start

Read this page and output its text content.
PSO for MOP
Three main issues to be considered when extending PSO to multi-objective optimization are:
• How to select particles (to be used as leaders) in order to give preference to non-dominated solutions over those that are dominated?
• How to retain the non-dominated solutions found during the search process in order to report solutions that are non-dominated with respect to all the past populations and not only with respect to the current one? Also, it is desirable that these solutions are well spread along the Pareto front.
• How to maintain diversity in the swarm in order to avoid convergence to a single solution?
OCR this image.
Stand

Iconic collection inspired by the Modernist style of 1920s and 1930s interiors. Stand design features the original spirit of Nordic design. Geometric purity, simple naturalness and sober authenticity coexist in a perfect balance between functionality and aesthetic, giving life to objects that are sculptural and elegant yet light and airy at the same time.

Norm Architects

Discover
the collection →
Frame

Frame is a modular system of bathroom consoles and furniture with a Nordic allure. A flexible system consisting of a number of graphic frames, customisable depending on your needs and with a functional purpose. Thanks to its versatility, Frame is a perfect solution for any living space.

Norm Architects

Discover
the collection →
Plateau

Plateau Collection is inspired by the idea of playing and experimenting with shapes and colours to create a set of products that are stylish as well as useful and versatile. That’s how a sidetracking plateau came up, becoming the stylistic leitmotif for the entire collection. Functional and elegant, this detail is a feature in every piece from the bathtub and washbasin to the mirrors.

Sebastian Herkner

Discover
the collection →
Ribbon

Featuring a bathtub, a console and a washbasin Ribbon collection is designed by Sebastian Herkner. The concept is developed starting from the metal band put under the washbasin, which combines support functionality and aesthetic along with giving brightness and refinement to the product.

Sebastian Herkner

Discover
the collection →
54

end

Of the lines in the entries above, how many include "giving"? Only the number should be given.

* **Written response**
2